> [EXERCISE GOAL]:
Show every line that has the string "幼儿园中班语言领域" in it.

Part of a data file
==*==
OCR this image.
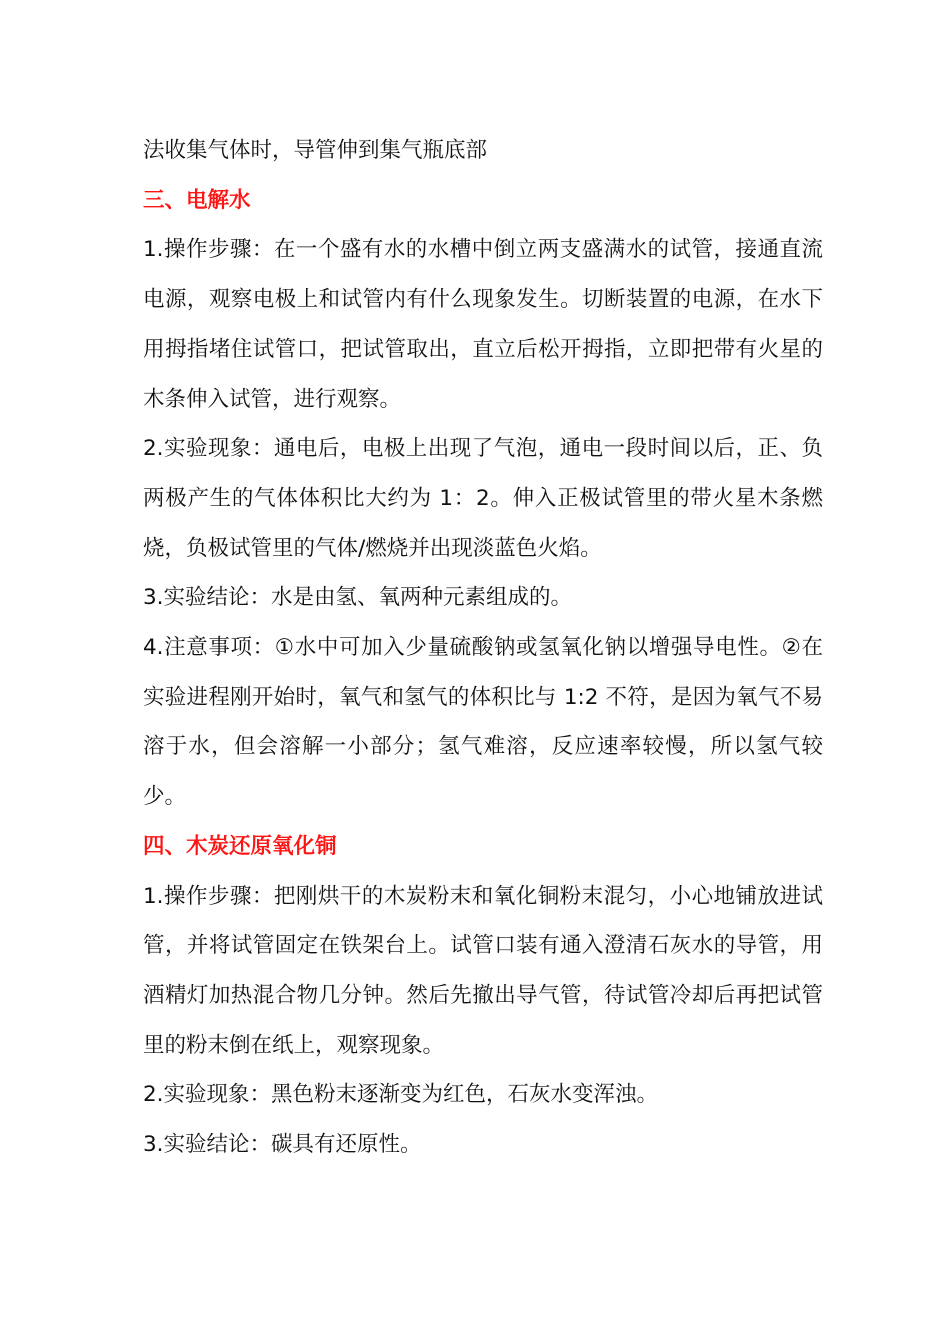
法收集气体时，导管伸到集气瓶底部

三、电解水

1.操作步骤：在一个盛有水的水槽中倒立两支盛满水的试管，接通直流电源，观察电极上和试管内有什么现象发生。切断装置的电源，在水下用拇指堵住试管口，把试管取出，直立后松开拇指，立即把带有火星的木条伸入试管，进行观察。

2.实验现象：通电后，电极上出现了气泡，通电一段时间以后，正、负两极产生的气体体积比大约为 1：2。伸入正极试管里的带火星木条燃烧，负极试管里的气体/燃烧并出现淡蓝色火焰。

3.实验结论：水是由氢、氧两种元素组成的。

4.注意事项：①水中可加入少量硫酸钠或氢氧化钠以增强导电性。②在实验进程刚开始时，氧气和氢气的体积比与 1:2 不符，是因为氧气不易溶于水，但会溶解一小部分；氢气难溶，反应速率较慢，所以氢气较少。

四、木炭还原氧化铜

1.操作步骤：把刚烘干的木炭粉末和氧化铜粉末混匀，小心地铺放进试管，并将试管固定在铁架台上。试管口装有通入澄清石灰水的导管，用酒精灯加热混合物几分钟。然后先撤出导气管，待试管冷却后再把试管里的粉末倒在纸上，观察现象。

2.实验现象：黑色粉末逐渐变为红色，石灰水变浑浊。

3.实验结论：碳具有还原性。
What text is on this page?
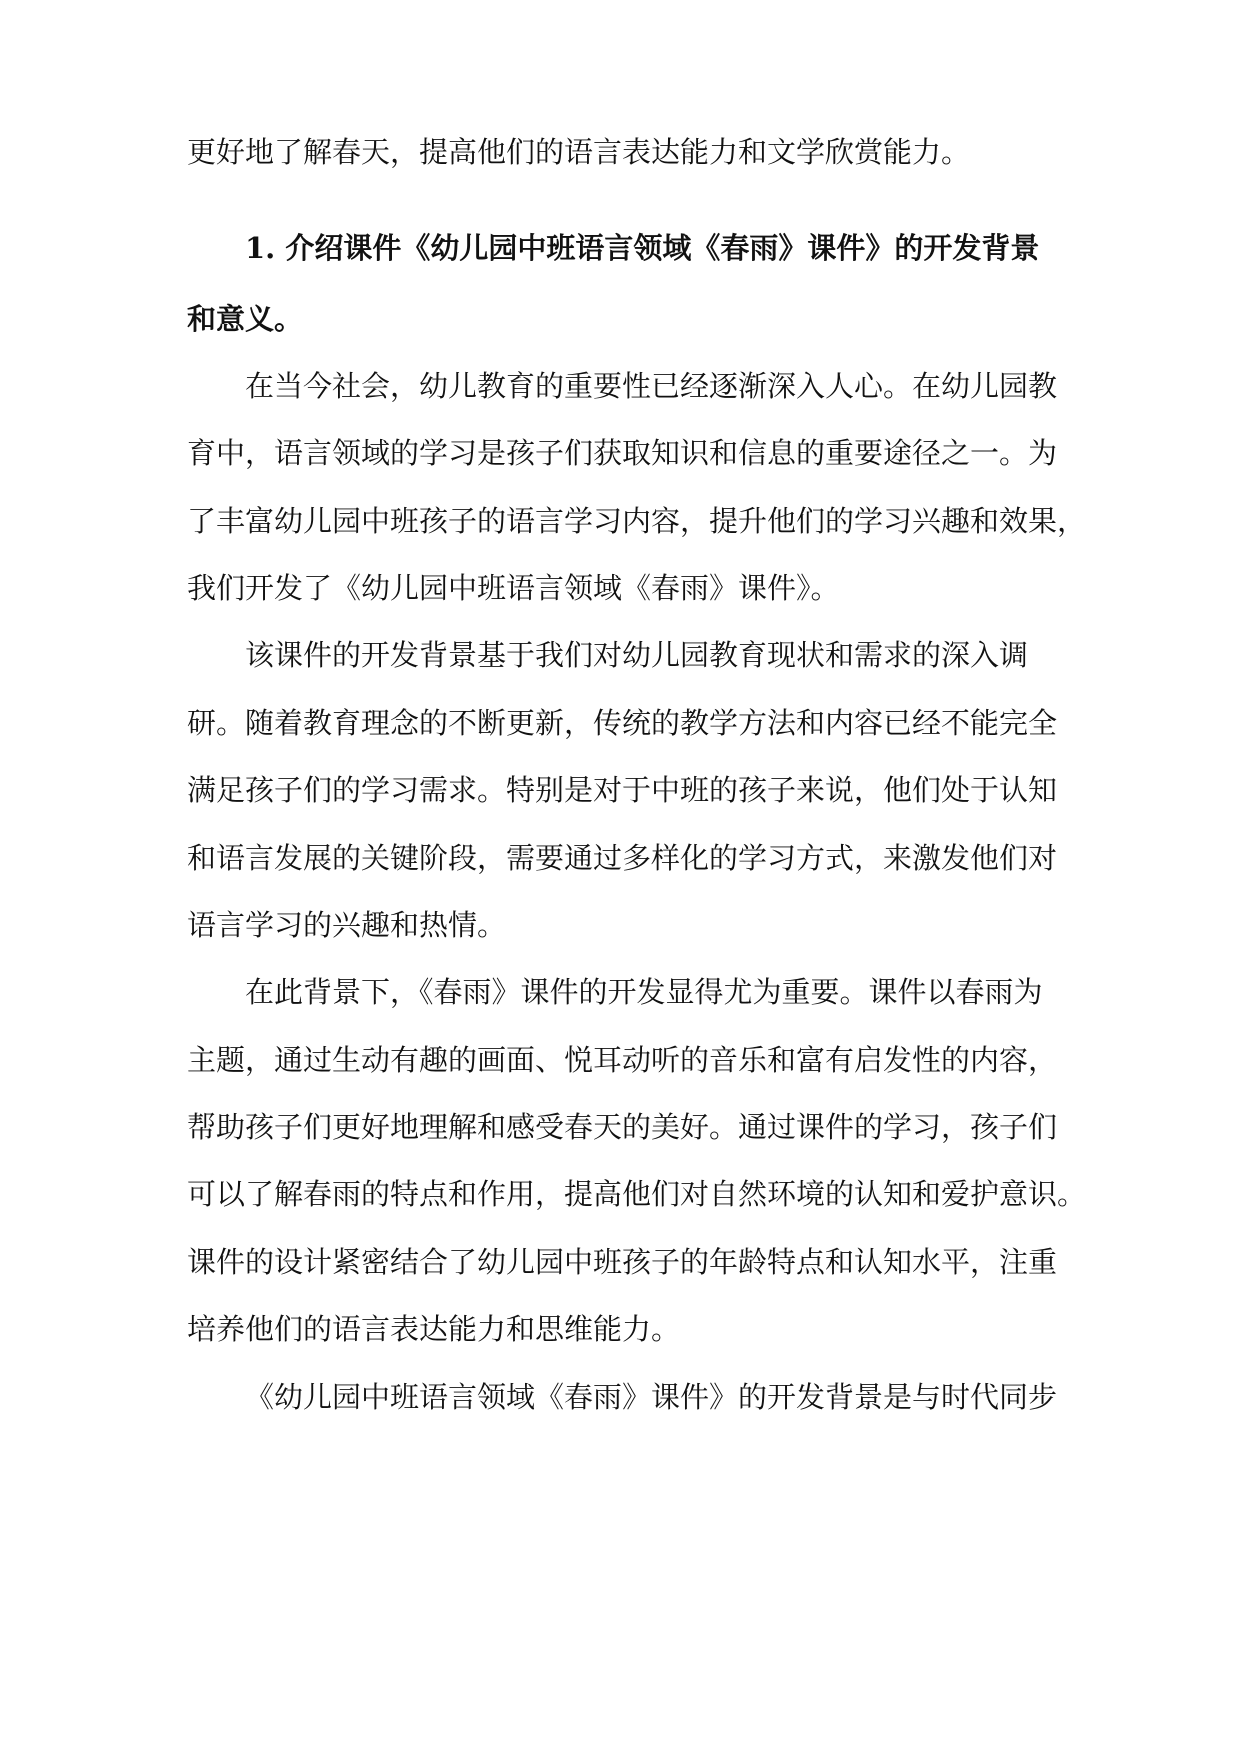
更好地了解春天，提高他们的语言表达能力和文学欣赏能力。
1. 介绍课件《幼儿园中班语言领域《春雨》课件》的开发背景
和意义。
在当今社会，幼儿教育的重要性已经逐渐深入人心。在幼儿园教
育中，语言领域的学习是孩子们获取知识和信息的重要途径之一。为
了丰富幼儿园中班孩子的语言学习内容，提升他们的学习兴趣和效果，
我们开发了《幼儿园中班语言领域《春雨》课件》。
该课件的开发背景基于我们对幼儿园教育现状和需求的深入调
研。随着教育理念的不断更新，传统的教学方法和内容已经不能完全
满足孩子们的学习需求。特别是对于中班的孩子来说，他们处于认知
和语言发展的关键阶段，需要通过多样化的学习方式，来激发他们对
语言学习的兴趣和热情。
在此背景下，《春雨》课件的开发显得尤为重要。课件以春雨为
主题，通过生动有趣的画面、悦耳动听的音乐和富有启发性的内容，
帮助孩子们更好地理解和感受春天的美好。通过课件的学习，孩子们
可以了解春雨的特点和作用，提高他们对自然环境的认知和爱护意识。
课件的设计紧密结合了幼儿园中班孩子的年龄特点和认知水平，注重
培养他们的语言表达能力和思维能力。
《幼儿园中班语言领域《春雨》课件》的开发背景是与时代同步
==*==
> [RESULT]:
1. 介绍课件《幼儿园中班语言领域《春雨》课件》的开发背景
我们开发了《幼儿园中班语言领域《春雨》课件》。
《幼儿园中班语言领域《春雨》课件》的开发背景是与时代同步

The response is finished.